Records follow. Copy every line with "alloy".
Start
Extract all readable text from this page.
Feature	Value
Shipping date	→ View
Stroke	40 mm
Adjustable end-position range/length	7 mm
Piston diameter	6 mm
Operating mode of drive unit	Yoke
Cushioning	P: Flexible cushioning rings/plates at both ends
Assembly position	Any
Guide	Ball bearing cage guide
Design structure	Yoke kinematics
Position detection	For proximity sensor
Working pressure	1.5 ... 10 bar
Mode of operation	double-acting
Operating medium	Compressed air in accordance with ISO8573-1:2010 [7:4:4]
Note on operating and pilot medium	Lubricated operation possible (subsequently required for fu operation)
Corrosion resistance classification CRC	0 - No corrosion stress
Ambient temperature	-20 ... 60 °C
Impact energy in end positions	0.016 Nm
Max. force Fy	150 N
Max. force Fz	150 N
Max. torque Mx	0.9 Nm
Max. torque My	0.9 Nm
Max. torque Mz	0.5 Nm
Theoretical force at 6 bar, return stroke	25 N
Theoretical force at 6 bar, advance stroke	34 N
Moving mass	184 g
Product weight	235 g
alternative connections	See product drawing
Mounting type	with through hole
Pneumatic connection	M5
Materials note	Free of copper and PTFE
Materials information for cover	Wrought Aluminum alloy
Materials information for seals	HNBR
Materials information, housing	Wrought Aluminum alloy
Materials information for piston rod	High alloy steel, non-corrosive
End
**Reply:**
Materials information for cover	Wrought Aluminum alloy
Materials information, housing	Wrought Aluminum alloy
Materials information for piston rod	High alloy steel, non-corrosive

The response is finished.